-- Exercise description --
From the entries below, gather every line containing the string "Кленау".

-- Raw data --
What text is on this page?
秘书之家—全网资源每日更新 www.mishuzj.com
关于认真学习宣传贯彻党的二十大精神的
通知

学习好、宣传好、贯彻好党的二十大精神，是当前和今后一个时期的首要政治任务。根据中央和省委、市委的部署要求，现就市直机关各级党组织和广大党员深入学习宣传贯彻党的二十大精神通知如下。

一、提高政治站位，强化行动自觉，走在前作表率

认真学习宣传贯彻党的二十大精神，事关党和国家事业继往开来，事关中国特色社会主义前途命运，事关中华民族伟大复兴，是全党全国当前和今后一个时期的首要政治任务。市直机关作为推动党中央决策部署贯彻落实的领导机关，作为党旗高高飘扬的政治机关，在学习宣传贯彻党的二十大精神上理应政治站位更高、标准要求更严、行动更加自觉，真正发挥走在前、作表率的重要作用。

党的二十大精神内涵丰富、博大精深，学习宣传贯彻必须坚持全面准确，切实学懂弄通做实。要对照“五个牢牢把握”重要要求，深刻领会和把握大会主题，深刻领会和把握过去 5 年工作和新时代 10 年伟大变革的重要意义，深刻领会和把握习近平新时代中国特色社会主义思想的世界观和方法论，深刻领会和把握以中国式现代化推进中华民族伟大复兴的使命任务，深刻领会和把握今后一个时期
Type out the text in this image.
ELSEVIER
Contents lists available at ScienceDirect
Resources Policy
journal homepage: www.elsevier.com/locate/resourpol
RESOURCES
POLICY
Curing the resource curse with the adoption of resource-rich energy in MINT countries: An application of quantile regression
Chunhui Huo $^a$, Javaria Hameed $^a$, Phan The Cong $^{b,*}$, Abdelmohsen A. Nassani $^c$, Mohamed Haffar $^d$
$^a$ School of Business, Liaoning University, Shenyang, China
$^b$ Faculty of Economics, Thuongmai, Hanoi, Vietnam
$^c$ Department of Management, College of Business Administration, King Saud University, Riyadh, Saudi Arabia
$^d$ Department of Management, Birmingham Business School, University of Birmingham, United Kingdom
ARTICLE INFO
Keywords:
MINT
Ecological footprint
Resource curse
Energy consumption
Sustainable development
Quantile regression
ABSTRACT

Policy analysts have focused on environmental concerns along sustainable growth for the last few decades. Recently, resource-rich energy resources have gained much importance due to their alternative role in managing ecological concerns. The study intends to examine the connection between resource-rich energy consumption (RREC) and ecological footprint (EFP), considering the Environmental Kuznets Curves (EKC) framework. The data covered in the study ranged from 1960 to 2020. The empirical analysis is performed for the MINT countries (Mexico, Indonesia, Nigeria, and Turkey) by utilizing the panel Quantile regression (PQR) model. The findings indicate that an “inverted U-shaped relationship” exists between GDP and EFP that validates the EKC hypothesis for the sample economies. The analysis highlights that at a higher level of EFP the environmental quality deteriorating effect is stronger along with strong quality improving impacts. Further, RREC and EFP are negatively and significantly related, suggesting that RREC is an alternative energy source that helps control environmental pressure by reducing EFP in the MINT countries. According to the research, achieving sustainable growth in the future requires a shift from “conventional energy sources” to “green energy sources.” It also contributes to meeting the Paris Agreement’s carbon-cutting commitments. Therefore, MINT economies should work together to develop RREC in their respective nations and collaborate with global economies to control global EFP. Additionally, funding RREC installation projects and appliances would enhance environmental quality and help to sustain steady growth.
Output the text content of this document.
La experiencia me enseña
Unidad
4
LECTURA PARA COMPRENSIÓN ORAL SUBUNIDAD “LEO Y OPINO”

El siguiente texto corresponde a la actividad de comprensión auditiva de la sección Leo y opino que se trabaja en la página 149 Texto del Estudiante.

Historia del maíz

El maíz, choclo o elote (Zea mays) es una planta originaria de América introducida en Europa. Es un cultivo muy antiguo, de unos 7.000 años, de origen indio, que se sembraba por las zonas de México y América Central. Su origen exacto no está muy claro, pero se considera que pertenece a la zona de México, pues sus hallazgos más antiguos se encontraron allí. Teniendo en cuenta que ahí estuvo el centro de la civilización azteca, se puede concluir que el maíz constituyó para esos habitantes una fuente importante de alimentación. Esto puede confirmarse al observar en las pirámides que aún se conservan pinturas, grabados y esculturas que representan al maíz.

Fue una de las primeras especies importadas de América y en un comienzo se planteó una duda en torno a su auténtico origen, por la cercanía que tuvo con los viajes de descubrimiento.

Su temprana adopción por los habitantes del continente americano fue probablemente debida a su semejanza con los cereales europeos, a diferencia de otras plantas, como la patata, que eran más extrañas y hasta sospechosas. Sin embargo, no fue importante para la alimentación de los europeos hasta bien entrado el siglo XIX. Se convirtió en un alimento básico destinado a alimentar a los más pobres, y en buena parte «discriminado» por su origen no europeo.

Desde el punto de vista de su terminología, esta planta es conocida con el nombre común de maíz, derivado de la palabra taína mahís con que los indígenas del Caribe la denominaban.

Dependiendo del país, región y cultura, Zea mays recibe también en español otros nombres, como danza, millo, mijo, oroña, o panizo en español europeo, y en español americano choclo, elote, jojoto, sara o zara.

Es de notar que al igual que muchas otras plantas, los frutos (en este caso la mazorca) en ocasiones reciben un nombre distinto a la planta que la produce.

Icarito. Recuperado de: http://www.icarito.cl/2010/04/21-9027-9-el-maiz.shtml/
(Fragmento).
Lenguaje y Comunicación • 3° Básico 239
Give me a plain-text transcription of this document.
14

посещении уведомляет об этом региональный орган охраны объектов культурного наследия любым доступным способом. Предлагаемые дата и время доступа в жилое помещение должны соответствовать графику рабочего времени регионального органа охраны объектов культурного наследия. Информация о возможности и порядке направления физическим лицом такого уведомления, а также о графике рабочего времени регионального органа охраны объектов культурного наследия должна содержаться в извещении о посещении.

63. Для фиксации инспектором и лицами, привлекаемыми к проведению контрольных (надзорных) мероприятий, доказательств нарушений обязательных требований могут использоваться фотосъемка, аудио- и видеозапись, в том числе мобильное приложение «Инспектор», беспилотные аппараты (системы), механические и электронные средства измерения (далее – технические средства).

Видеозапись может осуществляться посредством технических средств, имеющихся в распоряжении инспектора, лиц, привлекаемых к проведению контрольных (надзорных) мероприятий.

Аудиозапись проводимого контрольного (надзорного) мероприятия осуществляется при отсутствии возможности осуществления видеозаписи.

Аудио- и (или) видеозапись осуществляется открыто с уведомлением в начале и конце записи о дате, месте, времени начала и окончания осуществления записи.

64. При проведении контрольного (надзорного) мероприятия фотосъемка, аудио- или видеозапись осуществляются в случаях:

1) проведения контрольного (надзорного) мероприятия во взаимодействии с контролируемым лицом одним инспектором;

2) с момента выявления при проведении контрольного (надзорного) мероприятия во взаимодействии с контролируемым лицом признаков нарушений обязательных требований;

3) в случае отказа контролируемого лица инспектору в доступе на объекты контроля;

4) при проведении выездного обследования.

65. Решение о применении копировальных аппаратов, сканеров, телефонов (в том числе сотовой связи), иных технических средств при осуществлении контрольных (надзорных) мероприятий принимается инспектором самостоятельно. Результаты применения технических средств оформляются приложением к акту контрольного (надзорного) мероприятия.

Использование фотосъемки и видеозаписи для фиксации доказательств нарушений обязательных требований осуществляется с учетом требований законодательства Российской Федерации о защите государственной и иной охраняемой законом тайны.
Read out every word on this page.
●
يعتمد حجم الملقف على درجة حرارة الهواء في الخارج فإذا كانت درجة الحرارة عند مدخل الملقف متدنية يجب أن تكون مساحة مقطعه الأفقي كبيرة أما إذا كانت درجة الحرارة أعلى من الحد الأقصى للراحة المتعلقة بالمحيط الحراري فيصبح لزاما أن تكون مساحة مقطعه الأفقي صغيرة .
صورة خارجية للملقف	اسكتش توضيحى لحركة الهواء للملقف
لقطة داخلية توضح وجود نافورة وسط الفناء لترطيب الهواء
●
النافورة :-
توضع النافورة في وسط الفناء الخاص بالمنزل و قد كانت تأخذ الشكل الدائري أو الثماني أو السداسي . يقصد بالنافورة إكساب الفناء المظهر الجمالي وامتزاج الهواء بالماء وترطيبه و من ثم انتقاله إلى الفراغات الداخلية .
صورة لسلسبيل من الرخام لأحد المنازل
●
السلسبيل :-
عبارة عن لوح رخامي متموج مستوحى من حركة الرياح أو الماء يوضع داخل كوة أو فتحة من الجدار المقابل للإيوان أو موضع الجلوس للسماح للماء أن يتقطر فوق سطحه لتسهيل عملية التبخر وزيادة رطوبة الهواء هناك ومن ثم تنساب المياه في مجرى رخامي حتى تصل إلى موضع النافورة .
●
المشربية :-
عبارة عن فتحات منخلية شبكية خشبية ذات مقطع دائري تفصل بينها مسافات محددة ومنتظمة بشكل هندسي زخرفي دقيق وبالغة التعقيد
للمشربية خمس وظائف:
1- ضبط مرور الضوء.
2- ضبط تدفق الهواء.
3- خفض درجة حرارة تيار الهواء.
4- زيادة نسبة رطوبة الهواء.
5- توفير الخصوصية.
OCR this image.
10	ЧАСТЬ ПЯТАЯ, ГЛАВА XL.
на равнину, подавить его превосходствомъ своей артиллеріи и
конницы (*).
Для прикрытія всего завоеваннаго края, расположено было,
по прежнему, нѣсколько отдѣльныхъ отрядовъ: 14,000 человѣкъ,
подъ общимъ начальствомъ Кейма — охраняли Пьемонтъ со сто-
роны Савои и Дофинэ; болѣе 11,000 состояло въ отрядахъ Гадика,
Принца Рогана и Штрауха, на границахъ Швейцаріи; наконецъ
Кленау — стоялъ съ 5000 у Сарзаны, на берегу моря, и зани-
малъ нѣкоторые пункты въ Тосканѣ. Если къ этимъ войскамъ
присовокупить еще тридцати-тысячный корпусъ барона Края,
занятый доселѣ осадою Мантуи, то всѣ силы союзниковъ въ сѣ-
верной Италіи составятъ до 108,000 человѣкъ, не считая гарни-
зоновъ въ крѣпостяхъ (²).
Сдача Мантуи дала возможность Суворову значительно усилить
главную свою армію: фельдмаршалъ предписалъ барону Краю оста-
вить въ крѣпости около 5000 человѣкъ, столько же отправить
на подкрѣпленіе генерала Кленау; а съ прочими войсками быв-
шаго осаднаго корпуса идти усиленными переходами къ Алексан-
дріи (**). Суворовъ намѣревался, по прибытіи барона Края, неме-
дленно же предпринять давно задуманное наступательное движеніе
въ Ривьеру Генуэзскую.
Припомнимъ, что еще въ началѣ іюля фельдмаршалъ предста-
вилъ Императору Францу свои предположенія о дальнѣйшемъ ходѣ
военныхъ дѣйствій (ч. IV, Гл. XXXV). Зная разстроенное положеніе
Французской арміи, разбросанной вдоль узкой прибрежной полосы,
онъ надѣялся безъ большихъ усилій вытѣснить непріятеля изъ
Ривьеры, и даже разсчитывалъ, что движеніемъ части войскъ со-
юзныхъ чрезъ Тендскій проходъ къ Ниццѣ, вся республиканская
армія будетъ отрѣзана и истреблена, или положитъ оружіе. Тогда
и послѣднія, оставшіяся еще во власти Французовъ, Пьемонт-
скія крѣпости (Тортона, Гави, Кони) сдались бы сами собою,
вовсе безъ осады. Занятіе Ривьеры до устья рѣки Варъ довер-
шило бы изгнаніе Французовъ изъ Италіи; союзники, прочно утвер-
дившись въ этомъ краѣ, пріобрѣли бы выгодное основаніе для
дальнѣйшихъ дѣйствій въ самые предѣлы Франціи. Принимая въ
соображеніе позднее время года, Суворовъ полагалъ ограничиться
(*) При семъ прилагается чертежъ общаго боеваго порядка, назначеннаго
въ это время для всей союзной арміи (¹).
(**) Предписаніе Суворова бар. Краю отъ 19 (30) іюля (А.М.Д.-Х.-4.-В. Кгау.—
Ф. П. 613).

-- The output --
Кленау — стоялъ съ 5000 у Сарзаны, на берегу моря, и зани-
на подкрѣпленіе генерала Кленау; а съ прочими войсками быв-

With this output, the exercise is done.